Stated problem: Make an exact copy of all the material below, apart from the pictures.

Material supplied:
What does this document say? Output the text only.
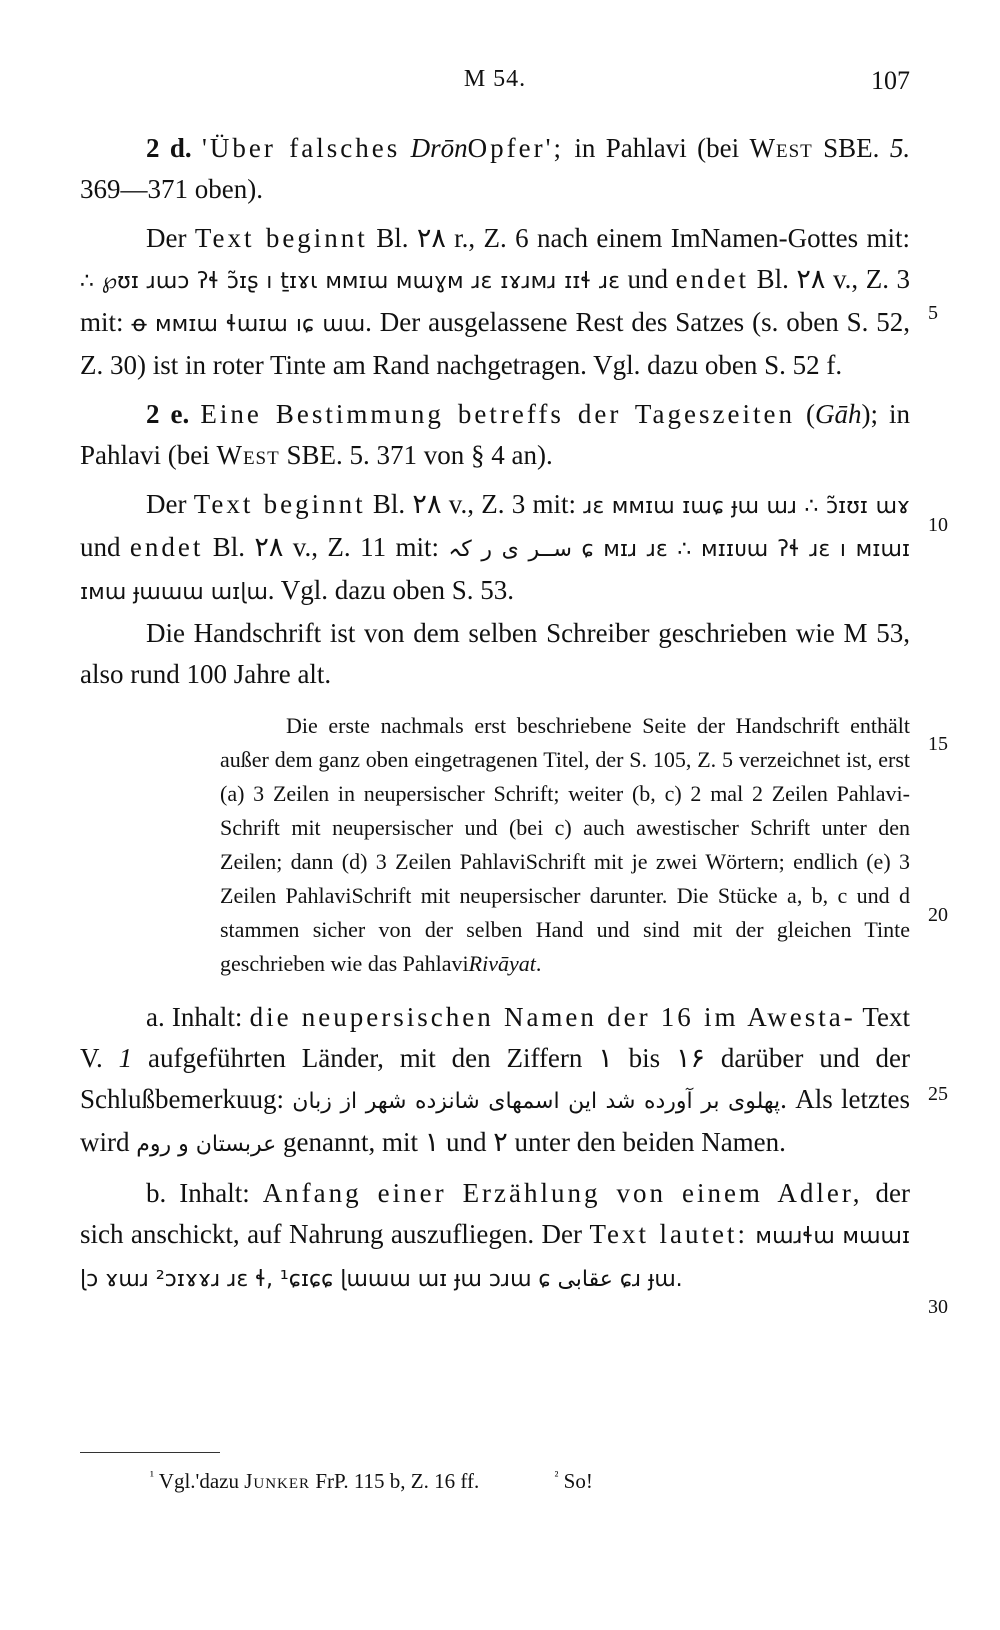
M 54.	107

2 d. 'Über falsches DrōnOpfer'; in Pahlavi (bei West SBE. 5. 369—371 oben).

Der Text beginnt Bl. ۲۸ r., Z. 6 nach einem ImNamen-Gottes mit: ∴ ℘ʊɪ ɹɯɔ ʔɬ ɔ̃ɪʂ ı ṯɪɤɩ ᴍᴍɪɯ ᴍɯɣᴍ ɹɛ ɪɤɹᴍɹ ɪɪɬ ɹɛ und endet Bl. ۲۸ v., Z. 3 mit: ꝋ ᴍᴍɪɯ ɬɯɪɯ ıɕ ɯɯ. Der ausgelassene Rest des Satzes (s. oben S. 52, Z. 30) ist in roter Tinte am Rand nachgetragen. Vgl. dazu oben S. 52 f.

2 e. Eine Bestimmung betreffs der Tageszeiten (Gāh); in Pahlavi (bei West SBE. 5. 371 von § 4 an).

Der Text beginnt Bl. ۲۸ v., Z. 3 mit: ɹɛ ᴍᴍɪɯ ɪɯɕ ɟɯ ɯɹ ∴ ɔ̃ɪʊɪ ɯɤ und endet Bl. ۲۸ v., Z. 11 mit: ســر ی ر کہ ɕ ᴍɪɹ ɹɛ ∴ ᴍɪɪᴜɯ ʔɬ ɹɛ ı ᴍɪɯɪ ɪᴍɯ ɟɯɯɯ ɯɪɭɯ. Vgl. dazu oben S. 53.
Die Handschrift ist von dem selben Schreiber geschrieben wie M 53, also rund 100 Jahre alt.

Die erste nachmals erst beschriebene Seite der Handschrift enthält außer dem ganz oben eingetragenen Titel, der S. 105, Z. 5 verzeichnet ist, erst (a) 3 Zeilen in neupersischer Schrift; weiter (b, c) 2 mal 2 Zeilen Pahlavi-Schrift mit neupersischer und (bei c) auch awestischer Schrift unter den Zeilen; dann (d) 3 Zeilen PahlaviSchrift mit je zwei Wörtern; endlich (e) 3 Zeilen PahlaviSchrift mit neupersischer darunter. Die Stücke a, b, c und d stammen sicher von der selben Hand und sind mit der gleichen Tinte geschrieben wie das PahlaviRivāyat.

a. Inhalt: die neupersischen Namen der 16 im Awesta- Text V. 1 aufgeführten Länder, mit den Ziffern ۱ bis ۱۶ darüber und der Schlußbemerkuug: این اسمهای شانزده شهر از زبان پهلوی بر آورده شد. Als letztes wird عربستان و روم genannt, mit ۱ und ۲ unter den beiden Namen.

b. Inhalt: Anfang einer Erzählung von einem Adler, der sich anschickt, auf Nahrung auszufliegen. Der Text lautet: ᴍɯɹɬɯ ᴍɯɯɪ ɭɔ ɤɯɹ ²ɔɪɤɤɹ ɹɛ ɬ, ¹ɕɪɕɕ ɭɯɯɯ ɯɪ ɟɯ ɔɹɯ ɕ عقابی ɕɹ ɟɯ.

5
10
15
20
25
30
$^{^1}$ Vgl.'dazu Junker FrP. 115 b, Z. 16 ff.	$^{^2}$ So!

Result of this exercise:
What does this document say? Output the text only.
M 54.	107

2 d. 'Über falsches DrōnOpfer'; in Pahlavi (bei West SBE. 5. 369—371 oben).

Der Text beginnt Bl. ۲۸ r., Z. 6 nach einem ImNamen-Gottes mit: ∴ ℘ʊɪ ɹɯɔ ʔɬ ɔ̃ɪʂ ı ṯɪɤɩ ᴍᴍɪɯ ᴍɯɣᴍ ɹɛ ɪɤɹᴍɹ ɪɪɬ ɹɛ und endet Bl. ۲۸ v., Z. 3 mit: ꝋ ᴍᴍɪɯ ɬɯɪɯ ıɕ ɯɯ. Der ausgelassene Rest des Satzes (s. oben S. 52, Z. 30) ist in roter Tinte am Rand nachgetragen. Vgl. dazu oben S. 52 f.

2 e. Eine Bestimmung betreffs der Tageszeiten (Gāh); in Pahlavi (bei West SBE. 5. 371 von § 4 an).

Der Text beginnt Bl. ۲۸ v., Z. 3 mit: ɹɛ ᴍᴍɪɯ ɪɯɕ ɟɯ ɯɹ ∴ ɔ̃ɪʊɪ ɯɤ und endet Bl. ۲۸ v., Z. 11 mit: ســر ی ر کہ ɕ ᴍɪɹ ɹɛ ∴ ᴍɪɪᴜɯ ʔɬ ɹɛ ı ᴍɪɯɪ ɪᴍɯ ɟɯɯɯ ɯɪɭɯ. Vgl. dazu oben S. 53.
Die Handschrift ist von dem selben Schreiber geschrieben wie M 53, also rund 100 Jahre alt.

Die erste nachmals erst beschriebene Seite der Handschrift enthält außer dem ganz oben eingetragenen Titel, der S. 105, Z. 5 verzeichnet ist, erst (a) 3 Zeilen in neupersischer Schrift; weiter (b, c) 2 mal 2 Zeilen Pahlavi-Schrift mit neupersischer und (bei c) auch awestischer Schrift unter den Zeilen; dann (d) 3 Zeilen PahlaviSchrift mit je zwei Wörtern; endlich (e) 3 Zeilen PahlaviSchrift mit neupersischer darunter. Die Stücke a, b, c und d stammen sicher von der selben Hand und sind mit der gleichen Tinte geschrieben wie das PahlaviRivāyat.

a. Inhalt: die neupersischen Namen der 16 im Awesta- Text V. 1 aufgeführten Länder, mit den Ziffern ۱ bis ۱۶ darüber und der Schlußbemerkuug: این اسمهای شانزده شهر از زبان پهلوی بر آورده شد. Als letztes wird عربستان و روم genannt, mit ۱ und ۲ unter den beiden Namen.

b. Inhalt: Anfang einer Erzählung von einem Adler, der sich anschickt, auf Nahrung auszufliegen. Der Text lautet: ᴍɯɹɬɯ ᴍɯɯɪ ɭɔ ɤɯɹ ²ɔɪɤɤɹ ɹɛ ɬ, ¹ɕɪɕɕ ɭɯɯɯ ɯɪ ɟɯ ɔɹɯ ɕ عقابی ɕɹ ɟɯ.

5
10
15
20
25
30
$^{^1}$ Vgl.'dazu Junker FrP. 115 b, Z. 16 ff.	$^{^2}$ So!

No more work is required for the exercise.